● **Requirements**
Any pictures in the records below should be skipped; write out everything else exactly.

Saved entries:
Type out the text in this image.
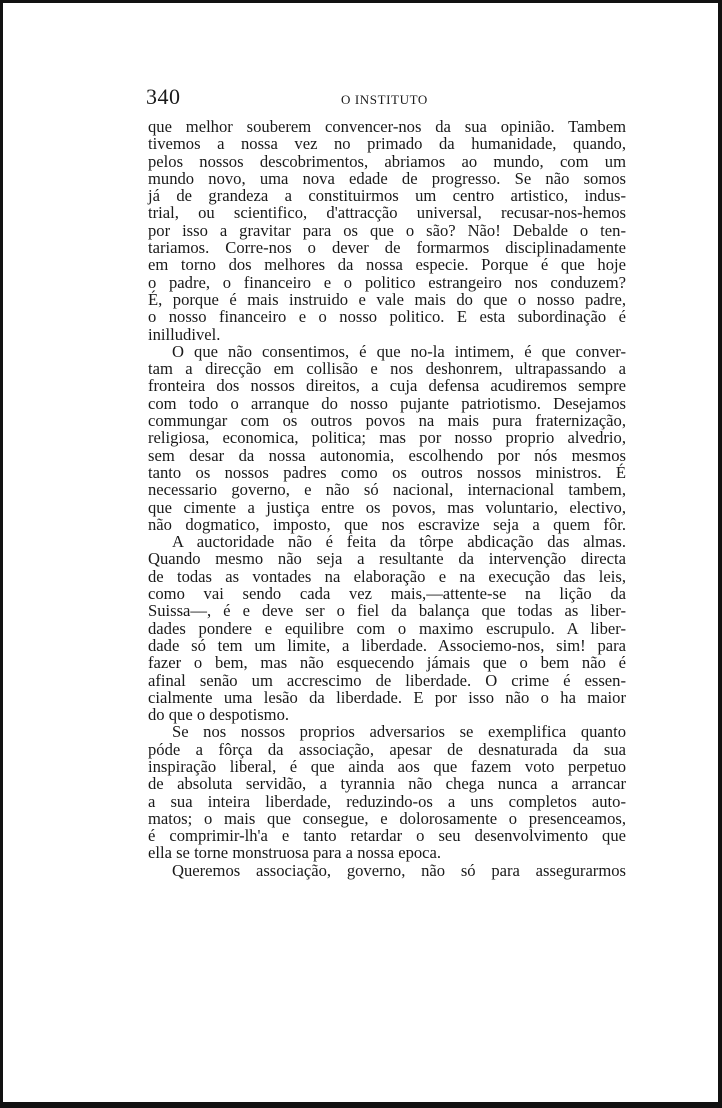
340	O INSTITUTO
que melhor souberem convencer-nos da sua opinião. Tambem
tivemos a nossa vez no primado da humanidade, quando,
pelos nossos descobrimentos, abriamos ao mundo, com um
mundo novo, uma nova edade de progresso. Se não somos
já de grandeza a constituirmos um centro artistico, indus-
trial, ou scientifico, d'attracção universal, recusar-nos-hemos
por isso a gravitar para os que o são? Não! Debalde o ten-
tariamos. Corre-nos o dever de formarmos disciplinadamente
em torno dos melhores da nossa especie. Porque é que hoje
o padre, o financeiro e o politico estrangeiro nos conduzem?
É, porque é mais instruido e vale mais do que o nosso padre,
o nosso financeiro e o nosso politico. E esta subordinação é
inilludivel.
O que não consentimos, é que no-la intimem, é que conver-
tam a direcção em collisão e nos deshonrem, ultrapassando a
fronteira dos nossos direitos, a cuja defensa acudiremos sempre
com todo o arranque do nosso pujante patriotismo. Desejamos
commungar com os outros povos na mais pura fraternização,
religiosa, economica, politica; mas por nosso proprio alvedrio,
sem desar da nossa autonomia, escolhendo por nós mesmos
tanto os nossos padres como os outros nossos ministros. É
necessario governo, e não só nacional, internacional tambem,
que cimente a justiça entre os povos, mas voluntario, electivo,
não dogmatico, imposto, que nos escravize seja a quem fôr.
A auctoridade não é feita da tôrpe abdicação das almas.
Quando mesmo não seja a resultante da intervenção directa
de todas as vontades na elaboração e na execução das leis,
como vai sendo cada vez mais,—attente-se na lição da
Suissa—, é e deve ser o fiel da balança que todas as liber-
dades pondere e equilibre com o maximo escrupulo. A liber-
dade só tem um limite, a liberdade. Associemo-nos, sim! para
fazer o bem, mas não esquecendo jámais que o bem não é
afinal senão um accrescimo de liberdade. O crime é essen-
cialmente uma lesão da liberdade. E por isso não o ha maior
do que o despotismo.
Se nos nossos proprios adversarios se exemplifica quanto
póde a fôrça da associação, apesar de desnaturada da sua
inspiração liberal, é que ainda aos que fazem voto perpetuo
de absoluta servidão, a tyrannia não chega nunca a arrancar
a sua inteira liberdade, reduzindo-os a uns completos auto-
matos; o mais que consegue, e dolorosamente o presenceamos,
é comprimir-lh'a e tanto retardar o seu desenvolvimento que
ella se torne monstruosa para a nossa epoca.
Queremos associação, governo, não só para assegurarmos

● **The completed task**
Type out the text in this image.
340	O INSTITUTO
que melhor souberem convencer-nos da sua opinião. Tambem
tivemos a nossa vez no primado da humanidade, quando,
pelos nossos descobrimentos, abriamos ao mundo, com um
mundo novo, uma nova edade de progresso. Se não somos
já de grandeza a constituirmos um centro artistico, indus-
trial, ou scientifico, d'attracção universal, recusar-nos-hemos
por isso a gravitar para os que o são? Não! Debalde o ten-
tariamos. Corre-nos o dever de formarmos disciplinadamente
em torno dos melhores da nossa especie. Porque é que hoje
o padre, o financeiro e o politico estrangeiro nos conduzem?
É, porque é mais instruido e vale mais do que o nosso padre,
o nosso financeiro e o nosso politico. E esta subordinação é
inilludivel.
O que não consentimos, é que no-la intimem, é que conver-
tam a direcção em collisão e nos deshonrem, ultrapassando a
fronteira dos nossos direitos, a cuja defensa acudiremos sempre
com todo o arranque do nosso pujante patriotismo. Desejamos
commungar com os outros povos na mais pura fraternização,
religiosa, economica, politica; mas por nosso proprio alvedrio,
sem desar da nossa autonomia, escolhendo por nós mesmos
tanto os nossos padres como os outros nossos ministros. É
necessario governo, e não só nacional, internacional tambem,
que cimente a justiça entre os povos, mas voluntario, electivo,
não dogmatico, imposto, que nos escravize seja a quem fôr.
A auctoridade não é feita da tôrpe abdicação das almas.
Quando mesmo não seja a resultante da intervenção directa
de todas as vontades na elaboração e na execução das leis,
como vai sendo cada vez mais,—attente-se na lição da
Suissa—, é e deve ser o fiel da balança que todas as liber-
dades pondere e equilibre com o maximo escrupulo. A liber-
dade só tem um limite, a liberdade. Associemo-nos, sim! para
fazer o bem, mas não esquecendo jámais que o bem não é
afinal senão um accrescimo de liberdade. O crime é essen-
cialmente uma lesão da liberdade. E por isso não o ha maior
do que o despotismo.
Se nos nossos proprios adversarios se exemplifica quanto
póde a fôrça da associação, apesar de desnaturada da sua
inspiração liberal, é que ainda aos que fazem voto perpetuo
de absoluta servidão, a tyrannia não chega nunca a arrancar
a sua inteira liberdade, reduzindo-os a uns completos auto-
matos; o mais que consegue, e dolorosamente o presenceamos,
é comprimir-lh'a e tanto retardar o seu desenvolvimento que
ella se torne monstruosa para a nossa epoca.
Queremos associação, governo, não só para assegurarmos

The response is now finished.